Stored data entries
== == ==
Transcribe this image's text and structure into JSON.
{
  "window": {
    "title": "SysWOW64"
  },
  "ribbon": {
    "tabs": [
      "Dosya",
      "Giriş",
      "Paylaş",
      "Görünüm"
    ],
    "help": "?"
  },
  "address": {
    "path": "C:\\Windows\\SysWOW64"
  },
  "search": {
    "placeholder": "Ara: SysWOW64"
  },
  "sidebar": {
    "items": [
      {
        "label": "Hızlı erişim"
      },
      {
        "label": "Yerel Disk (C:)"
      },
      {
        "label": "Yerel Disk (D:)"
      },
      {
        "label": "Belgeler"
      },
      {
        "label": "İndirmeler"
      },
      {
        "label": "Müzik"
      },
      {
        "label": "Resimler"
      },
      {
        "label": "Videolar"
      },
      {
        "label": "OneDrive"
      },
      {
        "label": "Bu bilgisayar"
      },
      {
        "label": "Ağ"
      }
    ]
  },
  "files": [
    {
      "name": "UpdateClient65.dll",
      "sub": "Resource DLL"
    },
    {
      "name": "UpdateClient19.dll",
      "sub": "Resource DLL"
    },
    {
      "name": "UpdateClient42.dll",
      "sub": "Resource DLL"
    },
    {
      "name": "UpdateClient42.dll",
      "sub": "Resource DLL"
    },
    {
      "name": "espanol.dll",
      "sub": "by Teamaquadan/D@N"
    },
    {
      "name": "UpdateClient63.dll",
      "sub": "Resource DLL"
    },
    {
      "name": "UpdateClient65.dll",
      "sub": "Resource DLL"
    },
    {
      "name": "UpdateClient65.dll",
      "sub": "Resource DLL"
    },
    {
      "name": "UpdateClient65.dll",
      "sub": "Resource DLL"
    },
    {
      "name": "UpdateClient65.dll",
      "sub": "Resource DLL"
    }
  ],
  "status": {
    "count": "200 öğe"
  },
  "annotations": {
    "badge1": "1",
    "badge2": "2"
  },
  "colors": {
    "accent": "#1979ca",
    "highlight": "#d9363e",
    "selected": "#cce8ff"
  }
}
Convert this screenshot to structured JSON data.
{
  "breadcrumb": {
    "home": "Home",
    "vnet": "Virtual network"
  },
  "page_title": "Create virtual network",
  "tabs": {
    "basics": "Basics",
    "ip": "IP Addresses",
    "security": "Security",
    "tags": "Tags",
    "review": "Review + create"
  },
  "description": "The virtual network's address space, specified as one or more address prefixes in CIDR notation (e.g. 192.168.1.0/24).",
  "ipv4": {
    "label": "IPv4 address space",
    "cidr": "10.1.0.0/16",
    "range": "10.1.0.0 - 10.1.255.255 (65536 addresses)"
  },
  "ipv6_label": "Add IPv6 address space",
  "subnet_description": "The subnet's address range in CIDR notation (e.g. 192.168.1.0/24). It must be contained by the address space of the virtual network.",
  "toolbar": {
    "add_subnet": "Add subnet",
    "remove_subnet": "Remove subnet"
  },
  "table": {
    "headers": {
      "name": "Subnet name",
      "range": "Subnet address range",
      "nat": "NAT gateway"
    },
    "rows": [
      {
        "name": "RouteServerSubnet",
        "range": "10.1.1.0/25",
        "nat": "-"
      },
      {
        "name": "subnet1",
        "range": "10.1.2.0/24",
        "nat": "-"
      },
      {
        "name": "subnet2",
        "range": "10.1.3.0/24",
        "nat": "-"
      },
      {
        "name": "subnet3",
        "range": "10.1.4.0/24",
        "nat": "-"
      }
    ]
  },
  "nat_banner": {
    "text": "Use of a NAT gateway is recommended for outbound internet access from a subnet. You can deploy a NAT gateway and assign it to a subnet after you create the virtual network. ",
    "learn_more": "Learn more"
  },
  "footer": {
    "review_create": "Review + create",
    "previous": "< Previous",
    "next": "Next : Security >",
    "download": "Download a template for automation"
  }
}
== == ==
## WHAT IS NEEDED
The records are above. How many lines in them contain the word "space"? Give the number alone.

## REPLY
4